Supplied information -
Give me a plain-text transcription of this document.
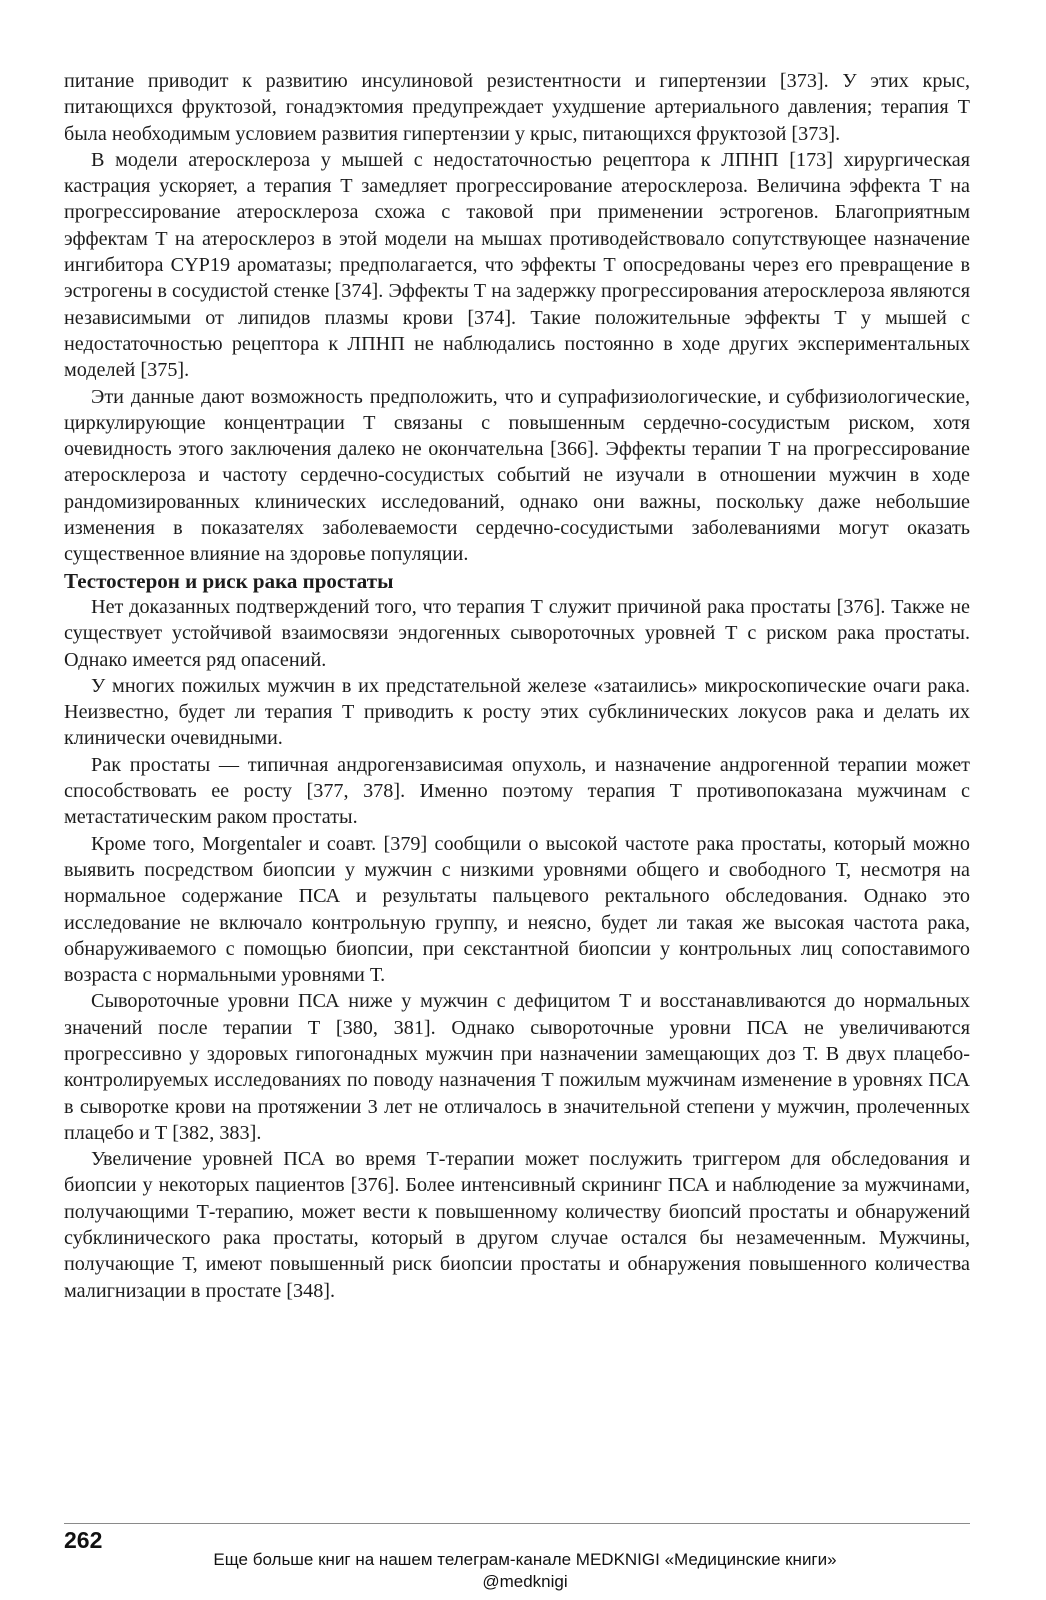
питание приводит к развитию инсулиновой резистентности и гипертензии [373]. У этих крыс, питающихся фруктозой, гонадэктомия предупреждает ухудшение артериального давления; терапия Т была необходимым условием развития гипертензии у крыс, питающихся фруктозой [373].

В модели атеросклероза у мышей с недостаточностью рецептора к ЛПНП [173] хирургическая кастрация ускоряет, а терапия Т замедляет прогрессирование атеросклероза. Величина эффекта Т на прогрессирование атеросклероза схожа с таковой при применении эстрогенов. Благоприятным эффектам Т на атеросклероз в этой модели на мышах противодействовало сопутствующее назначение ингибитора CYP19 ароматазы; предполагается, что эффекты Т опосредованы через его превращение в эстрогены в сосудистой стенке [374]. Эффекты Т на задержку прогрессирования атеросклероза являются независимыми от липидов плазмы крови [374]. Такие положительные эффекты Т у мышей с недостаточностью рецептора к ЛПНП не наблюдались постоянно в ходе других экспериментальных моделей [375].

Эти данные дают возможность предположить, что и супрафизиологические, и субфизиологические, циркулирующие концентрации Т связаны с повышенным сердечно-сосудистым риском, хотя очевидность этого заключения далеко не окончательна [366]. Эффекты терапии Т на прогрессирование атеросклероза и частоту сердечно-сосудистых событий не изучали в отношении мужчин в ходе рандомизированных клинических исследований, однако они важны, поскольку даже небольшие изменения в показателях заболеваемости сердечно-сосудистыми заболеваниями могут оказать существенное влияние на здоровье популяции.

Тестостерон и риск рака простаты

Нет доказанных подтверждений того, что терапия Т служит причиной рака простаты [376]. Также не существует устойчивой взаимосвязи эндогенных сывороточных уровней Т с риском рака простаты. Однако имеется ряд опасений.

У многих пожилых мужчин в их предстательной железе «затаились» микроскопические очаги рака. Неизвестно, будет ли терапия Т приводить к росту этих субклинических локусов рака и делать их клинически очевидными.

Рак простаты — типичная андрогензависимая опухоль, и назначение андрогенной терапии может способствовать ее росту [377, 378]. Именно поэтому терапия Т противопоказана мужчинам с метастатическим раком простаты.

Кроме того, Morgentaler и соавт. [379] сообщили о высокой частоте рака простаты, который можно выявить посредством биопсии у мужчин с низкими уровнями общего и свободного Т, несмотря на нормальное содержание ПСА и результаты пальцевого ректального обследования. Однако это исследование не включало контрольную группу, и неясно, будет ли такая же высокая частота рака, обнаруживаемого с помощью биопсии, при секстантной биопсии у контрольных лиц сопоставимого возраста с нормальными уровнями Т.

Сывороточные уровни ПСА ниже у мужчин с дефицитом Т и восстанавливаются до нормальных значений после терапии Т [380, 381]. Однако сывороточные уровни ПСА не увеличиваются прогрессивно у здоровых гипогонадных мужчин при назначении замещающих доз Т. В двух плацебо-контролируемых исследованиях по поводу назначения Т пожилым мужчинам изменение в уровнях ПСА в сыворотке крови на протяжении 3 лет не отличалось в значительной степени у мужчин, пролеченных плацебо и Т [382, 383].

Увеличение уровней ПСА во время Т-терапии может послужить триггером для обследования и биопсии у некоторых пациентов [376]. Более интенсивный скрининг ПСА и наблюдение за мужчинами, получающими Т-терапию, может вести к повышенному количеству биопсий простаты и обнаружений субклинического рака простаты, который в другом случае остался бы незамеченным. Мужчины, получающие Т, имеют повышенный риск биопсии простаты и обнаружения повышенного количества малигнизации в простате [348].

262
Еще больше книг на нашем телеграм-канале MEDKNIGI «Медицинские книги»
@medknigi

The exercise -
Report only how many lines in the listing contain the string "может".

Solution to this problem -
2